## [Work to do]
Write out all entries word for word.

## [Data excerpts]
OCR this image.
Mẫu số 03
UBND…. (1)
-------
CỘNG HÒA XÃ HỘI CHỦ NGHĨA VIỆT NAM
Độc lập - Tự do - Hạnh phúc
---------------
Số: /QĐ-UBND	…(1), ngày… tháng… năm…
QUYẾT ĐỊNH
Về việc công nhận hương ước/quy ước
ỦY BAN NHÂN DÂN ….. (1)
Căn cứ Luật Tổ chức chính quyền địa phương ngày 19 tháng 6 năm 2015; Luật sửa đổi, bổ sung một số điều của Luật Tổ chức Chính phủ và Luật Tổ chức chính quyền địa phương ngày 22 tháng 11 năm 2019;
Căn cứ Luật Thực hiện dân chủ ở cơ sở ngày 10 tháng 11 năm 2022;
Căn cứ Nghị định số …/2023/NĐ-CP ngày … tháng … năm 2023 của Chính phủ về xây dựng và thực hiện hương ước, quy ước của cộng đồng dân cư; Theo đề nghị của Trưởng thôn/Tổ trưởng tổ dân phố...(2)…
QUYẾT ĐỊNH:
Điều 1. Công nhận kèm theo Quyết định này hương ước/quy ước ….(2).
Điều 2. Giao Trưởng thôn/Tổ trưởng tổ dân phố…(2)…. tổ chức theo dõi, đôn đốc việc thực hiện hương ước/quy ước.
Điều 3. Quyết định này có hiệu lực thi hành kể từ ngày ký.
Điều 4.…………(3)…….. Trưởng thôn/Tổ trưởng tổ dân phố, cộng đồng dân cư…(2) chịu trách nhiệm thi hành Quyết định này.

## [Solution to the exercise]
OCR this image.
Mẫu số 03
UBND…. (1)
-------
CỘNG HÒA XÃ HỘI CHỦ NGHĨA VIỆT NAM
Độc lập - Tự do - Hạnh phúc
---------------
Số: /QĐ-UBND	…(1), ngày… tháng… năm…
QUYẾT ĐỊNH
Về việc công nhận hương ước/quy ước
ỦY BAN NHÂN DÂN ….. (1)
Căn cứ Luật Tổ chức chính quyền địa phương ngày 19 tháng 6 năm 2015; Luật sửa đổi, bổ sung một số điều của Luật Tổ chức Chính phủ và Luật Tổ chức chính quyền địa phương ngày 22 tháng 11 năm 2019;
Căn cứ Luật Thực hiện dân chủ ở cơ sở ngày 10 tháng 11 năm 2022;
Căn cứ Nghị định số …/2023/NĐ-CP ngày … tháng … năm 2023 của Chính phủ về xây dựng và thực hiện hương ước, quy ước của cộng đồng dân cư; Theo đề nghị của Trưởng thôn/Tổ trưởng tổ dân phố...(2)…
QUYẾT ĐỊNH:
Điều 1. Công nhận kèm theo Quyết định này hương ước/quy ước ….(2).
Điều 2. Giao Trưởng thôn/Tổ trưởng tổ dân phố…(2)…. tổ chức theo dõi, đôn đốc việc thực hiện hương ước/quy ước.
Điều 3. Quyết định này có hiệu lực thi hành kể từ ngày ký.
Điều 4.…………(3)…….. Trưởng thôn/Tổ trưởng tổ dân phố, cộng đồng dân cư…(2) chịu trách nhiệm thi hành Quyết định này.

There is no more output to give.